***** Texte
La troisiême est, quand le penitent est dans l’ignorance de bonne foy, & qu’il y a apparence qu’il fera bon usage de la verité qu’on luy fera connoistre, le Confesseur est obligé de l’en avertir, & de ne la luy point cacher, parcequ’il y a beaucoup de bien à esperer pour le penitent, & qu’il n’y a pas d’inconvenient à craindre.

Quelle est l’ignorance qui n’excuse point de peché ?

L’ignorance qui n’excuse pas de peché celuy qui fait le mal ne croyant pas qu’il soit mal, est celle de la loy naturelle qui regle les devoirs essentiels de l’homme envers Dieu, envers soy-mesme, & envers le prochain, que l’on ne manqueroit pas de connoistre si la raison n’estoit obscurcie par le peché. Ainsy ces payens qui s’imaginoient faire un acte de Religion en sacrifiant leurs enfans à Moloch, ne laissoient pas de commettre un parricide, aussy bien que ceux qui tuoient ou exposoient leurs enfans nouveaux nez, quand ils ne les vouloient pas elever, se persuadant que cela leur estoit permis : & ceux qui s’estoient mis dans l’esprit que la simple fornication n’estoit pas un peché, ne laissoient pas de pecher en s’y abandonnant. C’est aussy une ignorance qui n’excuse point, quand on ignore les choses qu’on peut & qu’on doit sçavoir comme chrestien, & dont la connoissance est absolument necessaire pour exercer chrestiennement nostre profession.

Quelle est l’ignorance qui peut excuser de peché ?
**********
***** Données extraites
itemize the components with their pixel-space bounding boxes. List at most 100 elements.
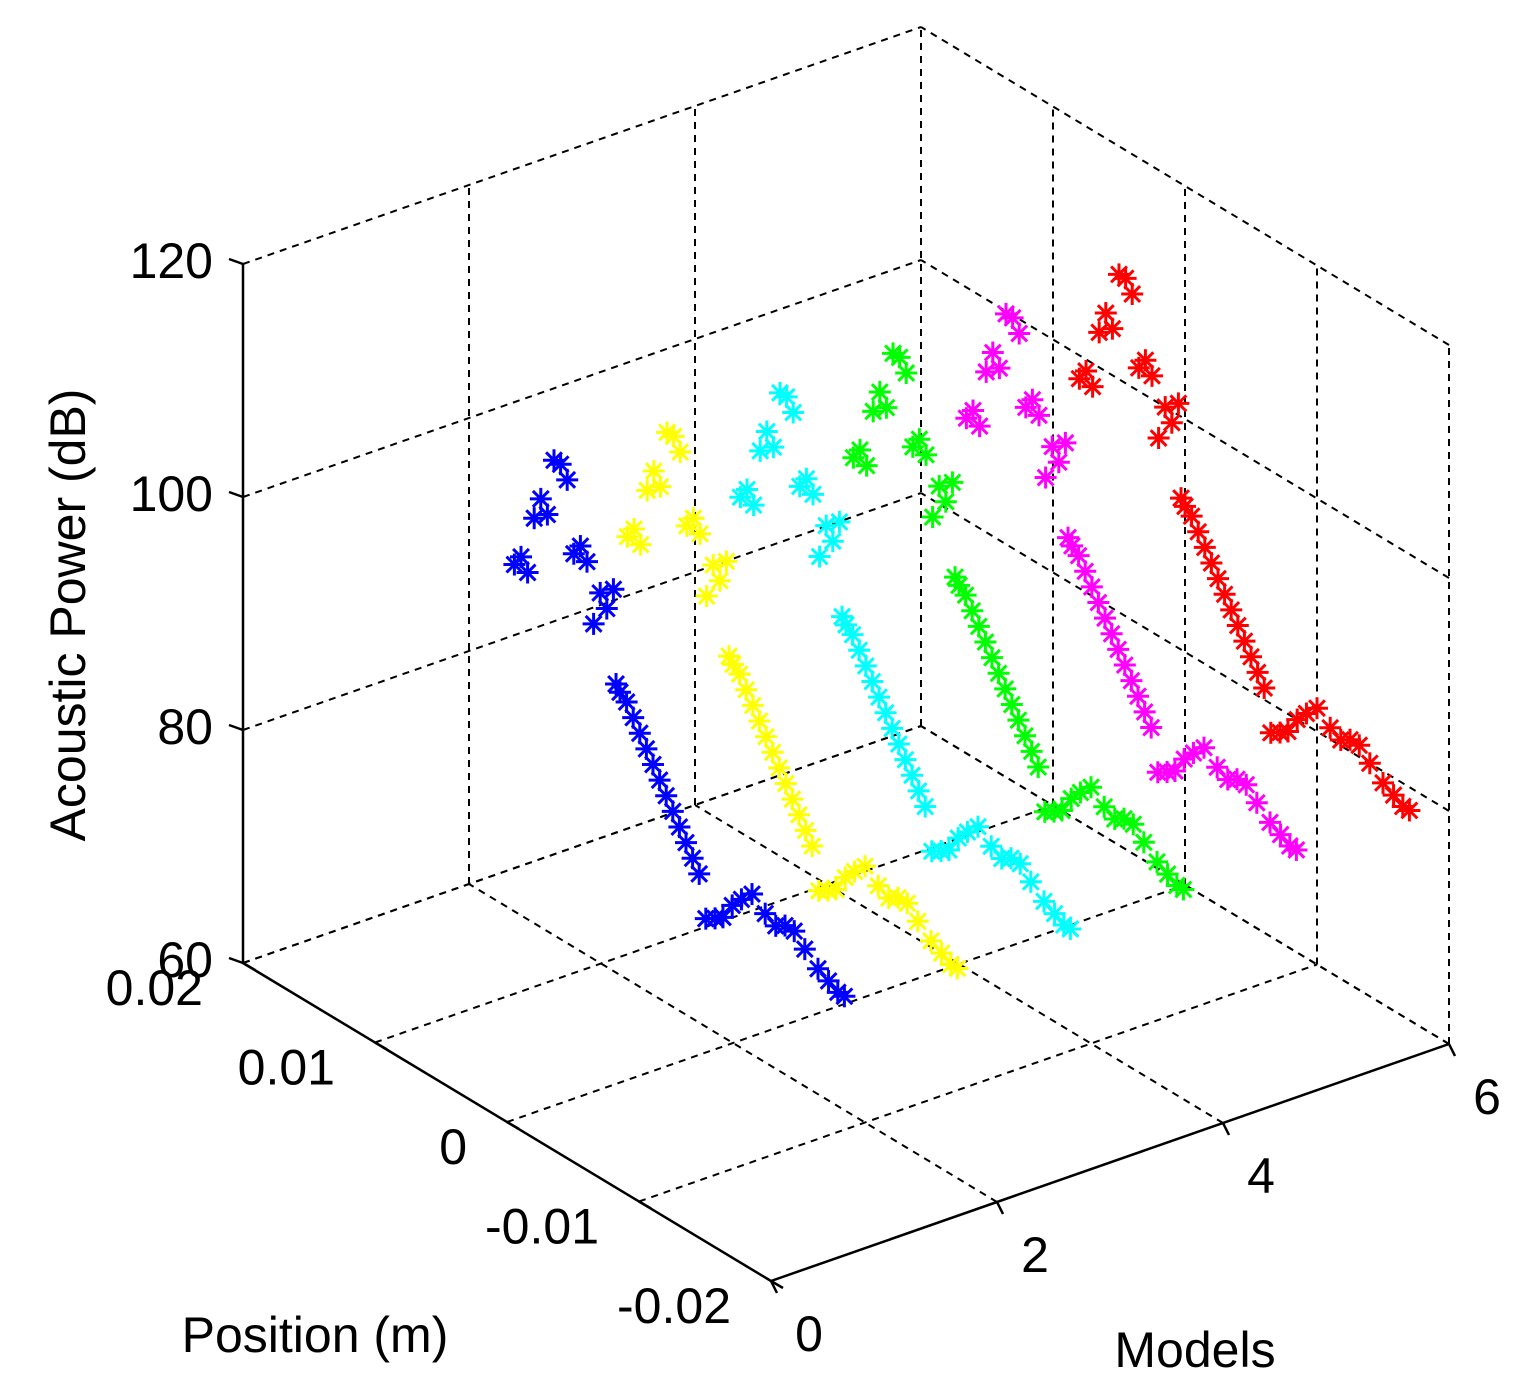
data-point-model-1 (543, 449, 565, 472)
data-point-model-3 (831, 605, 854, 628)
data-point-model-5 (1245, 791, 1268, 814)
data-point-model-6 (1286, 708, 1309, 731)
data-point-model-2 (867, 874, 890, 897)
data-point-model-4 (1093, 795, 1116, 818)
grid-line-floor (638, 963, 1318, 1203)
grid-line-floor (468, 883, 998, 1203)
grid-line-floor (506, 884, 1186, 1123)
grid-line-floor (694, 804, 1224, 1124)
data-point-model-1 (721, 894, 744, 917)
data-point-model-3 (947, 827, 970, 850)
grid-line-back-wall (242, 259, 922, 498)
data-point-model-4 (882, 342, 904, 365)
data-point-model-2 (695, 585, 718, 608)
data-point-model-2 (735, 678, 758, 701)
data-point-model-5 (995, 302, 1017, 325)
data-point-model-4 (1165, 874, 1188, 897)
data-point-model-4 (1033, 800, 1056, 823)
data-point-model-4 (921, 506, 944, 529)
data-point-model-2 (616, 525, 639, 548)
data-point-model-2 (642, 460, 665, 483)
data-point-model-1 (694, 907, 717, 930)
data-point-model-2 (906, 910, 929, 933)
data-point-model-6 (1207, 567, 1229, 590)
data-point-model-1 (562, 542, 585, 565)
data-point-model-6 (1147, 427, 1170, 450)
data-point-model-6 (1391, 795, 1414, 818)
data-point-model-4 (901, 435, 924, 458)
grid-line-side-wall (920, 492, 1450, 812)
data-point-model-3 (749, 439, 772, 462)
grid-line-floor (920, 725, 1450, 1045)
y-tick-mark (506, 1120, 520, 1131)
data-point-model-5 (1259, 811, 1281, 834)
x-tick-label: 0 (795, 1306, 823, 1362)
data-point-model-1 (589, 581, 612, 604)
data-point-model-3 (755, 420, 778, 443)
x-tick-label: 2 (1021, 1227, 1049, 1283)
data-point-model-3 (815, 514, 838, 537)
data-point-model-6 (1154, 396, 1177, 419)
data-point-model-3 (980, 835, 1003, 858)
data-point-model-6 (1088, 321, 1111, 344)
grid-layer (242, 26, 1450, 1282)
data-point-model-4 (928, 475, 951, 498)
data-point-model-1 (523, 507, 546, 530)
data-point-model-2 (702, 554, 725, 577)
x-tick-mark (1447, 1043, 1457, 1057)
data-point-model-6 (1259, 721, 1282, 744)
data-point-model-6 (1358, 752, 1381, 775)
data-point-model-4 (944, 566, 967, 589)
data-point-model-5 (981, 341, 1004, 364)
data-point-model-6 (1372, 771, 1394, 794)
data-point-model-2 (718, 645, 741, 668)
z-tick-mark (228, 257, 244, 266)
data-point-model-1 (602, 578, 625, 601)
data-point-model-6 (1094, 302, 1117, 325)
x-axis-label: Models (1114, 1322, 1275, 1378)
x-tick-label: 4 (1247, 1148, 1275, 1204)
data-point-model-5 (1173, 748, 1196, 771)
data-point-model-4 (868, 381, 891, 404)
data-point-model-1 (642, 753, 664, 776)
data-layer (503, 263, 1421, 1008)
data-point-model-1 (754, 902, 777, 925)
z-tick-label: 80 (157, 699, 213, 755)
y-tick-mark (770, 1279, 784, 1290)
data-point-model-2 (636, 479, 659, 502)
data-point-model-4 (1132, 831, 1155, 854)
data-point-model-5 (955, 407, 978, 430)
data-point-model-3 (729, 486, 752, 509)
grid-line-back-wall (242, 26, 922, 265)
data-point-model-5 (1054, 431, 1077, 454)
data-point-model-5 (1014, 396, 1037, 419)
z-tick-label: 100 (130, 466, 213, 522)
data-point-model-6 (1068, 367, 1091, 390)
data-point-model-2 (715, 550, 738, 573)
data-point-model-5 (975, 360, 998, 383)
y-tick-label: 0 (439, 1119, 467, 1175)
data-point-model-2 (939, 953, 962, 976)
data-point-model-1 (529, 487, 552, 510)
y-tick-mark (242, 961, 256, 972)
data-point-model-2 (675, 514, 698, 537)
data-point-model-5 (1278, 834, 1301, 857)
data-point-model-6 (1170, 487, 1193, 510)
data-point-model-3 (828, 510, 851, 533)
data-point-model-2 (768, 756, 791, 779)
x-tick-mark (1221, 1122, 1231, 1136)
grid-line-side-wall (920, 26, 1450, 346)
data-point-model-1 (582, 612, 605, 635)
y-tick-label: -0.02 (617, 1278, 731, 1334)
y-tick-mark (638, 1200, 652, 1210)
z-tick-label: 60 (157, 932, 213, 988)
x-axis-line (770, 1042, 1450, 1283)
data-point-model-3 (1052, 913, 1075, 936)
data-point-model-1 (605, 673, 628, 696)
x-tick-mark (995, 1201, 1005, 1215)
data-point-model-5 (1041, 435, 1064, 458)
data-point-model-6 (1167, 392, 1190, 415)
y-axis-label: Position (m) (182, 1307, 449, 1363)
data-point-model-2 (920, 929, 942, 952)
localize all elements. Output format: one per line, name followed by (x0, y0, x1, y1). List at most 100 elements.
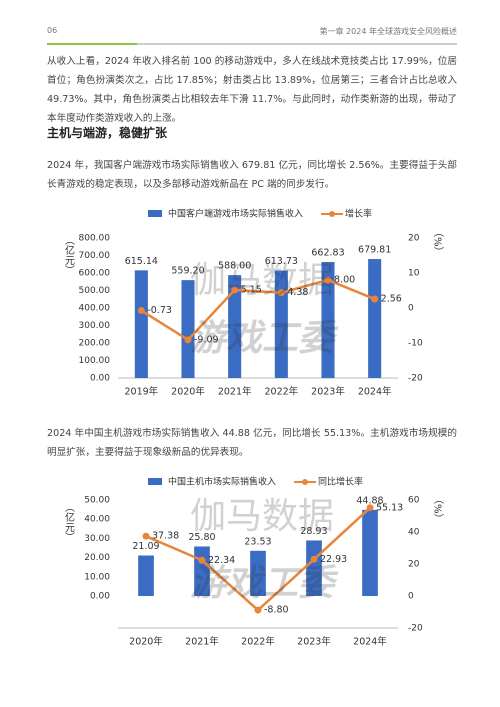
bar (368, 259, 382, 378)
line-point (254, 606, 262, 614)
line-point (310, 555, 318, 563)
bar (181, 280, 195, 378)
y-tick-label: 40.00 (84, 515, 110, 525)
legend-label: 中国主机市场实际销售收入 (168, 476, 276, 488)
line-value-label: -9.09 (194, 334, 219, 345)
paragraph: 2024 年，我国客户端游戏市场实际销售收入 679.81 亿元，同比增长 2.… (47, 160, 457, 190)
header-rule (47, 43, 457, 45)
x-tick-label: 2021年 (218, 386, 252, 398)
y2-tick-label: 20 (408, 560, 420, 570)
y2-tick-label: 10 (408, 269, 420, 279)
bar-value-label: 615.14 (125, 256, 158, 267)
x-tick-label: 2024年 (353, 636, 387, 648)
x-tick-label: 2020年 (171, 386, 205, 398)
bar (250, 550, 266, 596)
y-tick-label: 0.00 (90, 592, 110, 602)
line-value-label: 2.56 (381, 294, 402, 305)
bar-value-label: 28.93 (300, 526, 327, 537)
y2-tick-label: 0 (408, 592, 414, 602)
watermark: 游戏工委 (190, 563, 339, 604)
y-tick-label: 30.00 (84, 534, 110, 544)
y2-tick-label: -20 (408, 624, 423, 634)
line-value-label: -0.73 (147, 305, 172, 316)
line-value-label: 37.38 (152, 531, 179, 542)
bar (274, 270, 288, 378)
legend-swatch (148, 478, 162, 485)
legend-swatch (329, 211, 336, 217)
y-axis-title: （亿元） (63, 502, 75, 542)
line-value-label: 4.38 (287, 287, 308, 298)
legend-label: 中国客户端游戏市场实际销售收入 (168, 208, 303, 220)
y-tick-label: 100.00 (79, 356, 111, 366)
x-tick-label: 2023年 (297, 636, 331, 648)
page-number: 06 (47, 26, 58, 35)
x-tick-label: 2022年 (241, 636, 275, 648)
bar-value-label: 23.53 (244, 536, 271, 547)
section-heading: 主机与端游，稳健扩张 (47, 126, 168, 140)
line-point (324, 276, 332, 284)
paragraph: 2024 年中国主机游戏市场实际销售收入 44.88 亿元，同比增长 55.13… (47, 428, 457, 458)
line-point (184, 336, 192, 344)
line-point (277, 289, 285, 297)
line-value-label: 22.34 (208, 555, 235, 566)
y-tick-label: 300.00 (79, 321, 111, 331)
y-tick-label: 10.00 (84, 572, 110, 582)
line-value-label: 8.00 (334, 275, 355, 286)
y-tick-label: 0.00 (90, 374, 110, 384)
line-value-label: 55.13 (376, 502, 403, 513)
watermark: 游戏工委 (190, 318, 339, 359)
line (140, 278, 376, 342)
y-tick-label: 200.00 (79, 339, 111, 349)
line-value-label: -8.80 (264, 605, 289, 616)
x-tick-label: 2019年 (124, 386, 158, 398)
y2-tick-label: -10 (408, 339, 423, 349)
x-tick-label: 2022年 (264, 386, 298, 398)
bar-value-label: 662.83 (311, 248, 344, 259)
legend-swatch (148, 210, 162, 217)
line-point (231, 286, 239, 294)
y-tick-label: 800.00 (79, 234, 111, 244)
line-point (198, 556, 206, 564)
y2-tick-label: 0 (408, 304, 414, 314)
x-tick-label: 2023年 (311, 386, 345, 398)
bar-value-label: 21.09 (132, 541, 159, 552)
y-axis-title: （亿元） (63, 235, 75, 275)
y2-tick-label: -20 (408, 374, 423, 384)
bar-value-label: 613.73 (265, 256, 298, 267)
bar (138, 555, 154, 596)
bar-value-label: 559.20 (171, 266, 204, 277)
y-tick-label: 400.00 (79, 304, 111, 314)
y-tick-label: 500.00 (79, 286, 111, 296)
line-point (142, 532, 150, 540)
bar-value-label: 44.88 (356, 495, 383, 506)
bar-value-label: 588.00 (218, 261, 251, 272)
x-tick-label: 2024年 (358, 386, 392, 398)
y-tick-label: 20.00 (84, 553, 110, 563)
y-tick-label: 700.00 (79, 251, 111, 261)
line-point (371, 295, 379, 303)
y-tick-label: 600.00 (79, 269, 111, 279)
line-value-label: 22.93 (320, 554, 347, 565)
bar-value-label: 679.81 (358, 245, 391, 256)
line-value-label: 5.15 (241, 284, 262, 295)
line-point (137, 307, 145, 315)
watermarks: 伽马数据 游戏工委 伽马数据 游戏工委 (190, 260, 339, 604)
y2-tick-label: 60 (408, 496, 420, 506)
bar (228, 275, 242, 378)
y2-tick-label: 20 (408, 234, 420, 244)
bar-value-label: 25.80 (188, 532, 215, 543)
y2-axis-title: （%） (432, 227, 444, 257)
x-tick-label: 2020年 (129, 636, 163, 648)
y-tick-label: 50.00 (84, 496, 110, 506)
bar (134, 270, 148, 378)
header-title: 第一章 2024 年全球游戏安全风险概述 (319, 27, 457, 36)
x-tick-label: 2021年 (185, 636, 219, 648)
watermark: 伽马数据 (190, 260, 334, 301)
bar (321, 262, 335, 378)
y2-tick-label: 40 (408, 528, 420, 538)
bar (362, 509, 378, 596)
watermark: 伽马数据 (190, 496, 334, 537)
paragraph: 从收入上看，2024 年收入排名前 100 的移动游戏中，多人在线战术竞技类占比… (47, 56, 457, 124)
**********
Consignes
A - Recopiez mot pour mot le passage du texte allant de « La troisiême est, quand » jusqu'à « d’inconvenient à craindre. ».
B - Redonnez à l'identique, s'il vous plaît, les lignes des enregistrements allant de celle qui contient « data-point-model-1 (543, 449, 565, 472) » jusqu'à celle qui contient « data-point-model-4 (1165, 874, 1188, 897) », ces deux lignes comprises.
Le texte et les enregistrements n'ont aucun rapport entre eux.

Réponses
A -
La troisiême est, quand le penitent est dans l’ignorance de bonne foy, & qu’il y a apparence qu’il fera bon usage de la verité qu’on luy fera connoistre, le Confesseur est obligé de l’en avertir, & de ne la luy point cacher, parcequ’il y a beaucoup de bien à esperer pour le penitent, & qu’il n’y a pas d’inconvenient à craindre.

B -
data-point-model-1 (543, 449, 565, 472)
data-point-model-3 (831, 605, 854, 628)
data-point-model-5 (1245, 791, 1268, 814)
data-point-model-6 (1286, 708, 1309, 731)
data-point-model-2 (867, 874, 890, 897)
data-point-model-4 (1093, 795, 1116, 818)
grid-line-floor (638, 963, 1318, 1203)
grid-line-floor (468, 883, 998, 1203)
grid-line-floor (506, 884, 1186, 1123)
grid-line-floor (694, 804, 1224, 1124)
data-point-model-1 (721, 894, 744, 917)
data-point-model-3 (947, 827, 970, 850)
grid-line-back-wall (242, 259, 922, 498)
data-point-model-4 (882, 342, 904, 365)
data-point-model-2 (695, 585, 718, 608)
data-point-model-2 (735, 678, 758, 701)
data-point-model-5 (995, 302, 1017, 325)
data-point-model-4 (1165, 874, 1188, 897)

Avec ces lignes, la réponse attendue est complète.